◆ **Short problem**: Gather up the lines that contain "text".

◆ **Data for processing**:
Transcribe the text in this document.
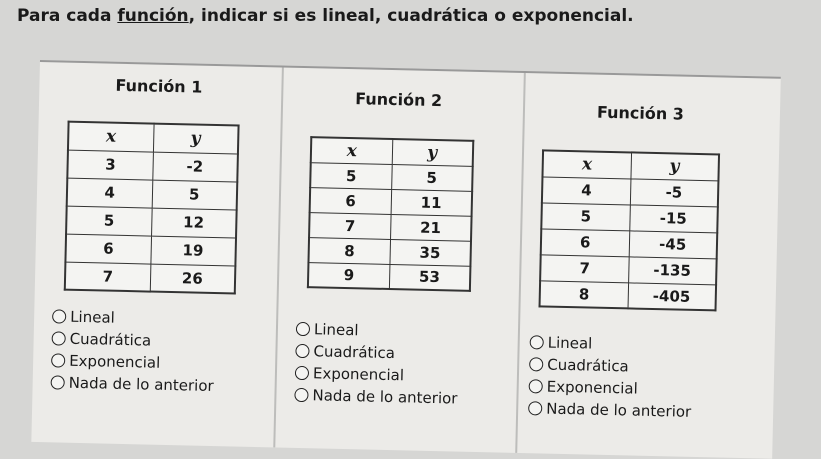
Para cada función, indicar si es lineal, cuadrática o exponencial.
Función 1
x	y
3	-2
4	5
5	12
6	19
7	26
Lineal
Cuadrática
Exponencial
Nada de lo anterior
Función 2
x	y
5	5
6	11
7	21
8	35
9	53
Lineal
Cuadrática
Exponencial
Nada de lo anterior
Función 3
x	y
4	-5
5	-15
6	-45
7	-135
8	-405
Lineal
Cuadrática
Exponencial
Nada de lo anterior
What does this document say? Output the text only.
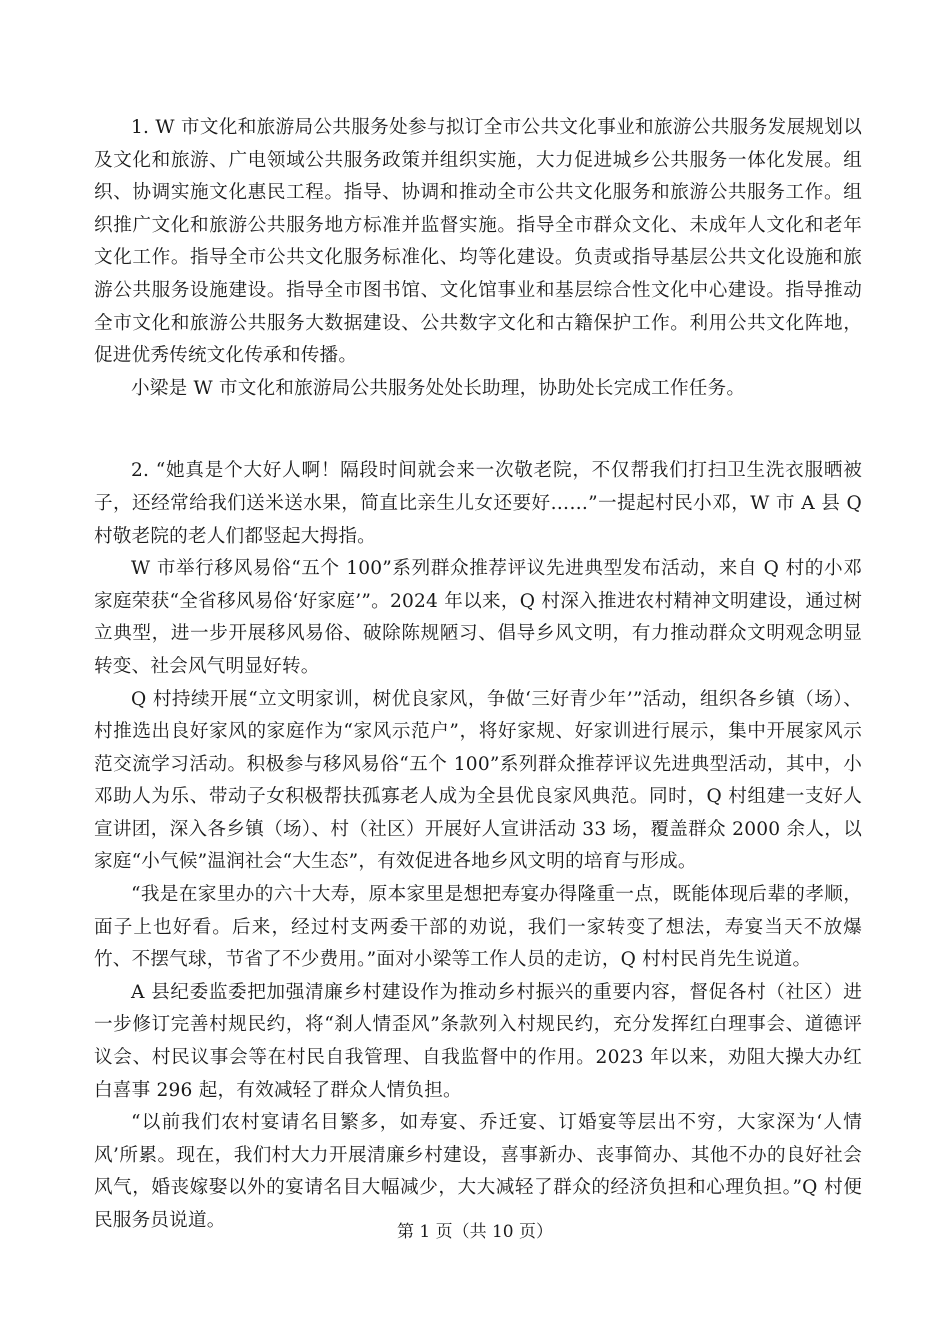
1. W 市文化和旅游局公共服务处参与拟订全市公共文化事业和旅游公共服务发展规划以及文化和旅游、广电领域公共服务政策并组织实施，大力促进城乡公共服务一体化发展。组织、协调实施文化惠民工程。指导、协调和推动全市公共文化服务和旅游公共服务工作。组织推广文化和旅游公共服务地方标准并监督实施。指导全市群众文化、未成年人文化和老年文化工作。指导全市公共文化服务标准化、均等化建设。负责或指导基层公共文化设施和旅游公共服务设施建设。指导全市图书馆、文化馆事业和基层综合性文化中心建设。指导推动全市文化和旅游公共服务大数据建设、公共数字文化和古籍保护工作。利用公共文化阵地，促进优秀传统文化传承和传播。

小梁是 W 市文化和旅游局公共服务处处长助理，协助处长完成工作任务。

2. “她真是个大好人啊！隔段时间就会来一次敬老院，不仅帮我们打扫卫生洗衣服晒被子，还经常给我们送米送水果，简直比亲生儿女还要好……”一提起村民小邓，W 市 A 县 Q 村敬老院的老人们都竖起大拇指。

W 市举行移风易俗“五个 100”系列群众推荐评议先进典型发布活动，来自 Q 村的小邓家庭荣获“全省移风易俗‘好家庭’”。2024 年以来，Q 村深入推进农村精神文明建设，通过树立典型，进一步开展移风易俗、破除陈规陋习、倡导乡风文明，有力推动群众文明观念明显转变、社会风气明显好转。

Q 村持续开展“立文明家训，树优良家风，争做‘三好青少年’”活动，组织各乡镇（场）、村推选出良好家风的家庭作为“家风示范户”，将好家规、好家训进行展示，集中开展家风示范交流学习活动。积极参与移风易俗“五个 100”系列群众推荐评议先进典型活动，其中，小邓助人为乐、带动子女积极帮扶孤寡老人成为全县优良家风典范。同时，Q 村组建一支好人宣讲团，深入各乡镇（场）、村（社区）开展好人宣讲活动 33 场，覆盖群众 2000 余人，以家庭“小气候”温润社会“大生态”，有效促进各地乡风文明的培育与形成。

“我是在家里办的六十大寿，原本家里是想把寿宴办得隆重一点，既能体现后辈的孝顺，面子上也好看。后来，经过村支两委干部的劝说，我们一家转变了想法，寿宴当天不放爆竹、不摆气球，节省了不少费用。”面对小梁等工作人员的走访，Q 村村民肖先生说道。

A 县纪委监委把加强清廉乡村建设作为推动乡村振兴的重要内容，督促各村（社区）进一步修订完善村规民约，将“刹人情歪风”条款列入村规民约，充分发挥红白理事会、道德评议会、村民议事会等在村民自我管理、自我监督中的作用。2023 年以来，劝阻大操大办红白喜事 296 起，有效减轻了群众人情负担。

“以前我们农村宴请名目繁多，如寿宴、乔迁宴、订婚宴等层出不穷，大家深为‘人情风’所累。现在，我们村大力开展清廉乡村建设，喜事新办、丧事简办、其他不办的良好社会风气，婚丧嫁娶以外的宴请名目大幅减少，大大减轻了群众的经济负担和心理负担。”Q 村便民服务员说道。

第 1 页（共 10 页）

◆ **Complete output**:
Transcribe the text in this document.
What does this document say? Output the text only.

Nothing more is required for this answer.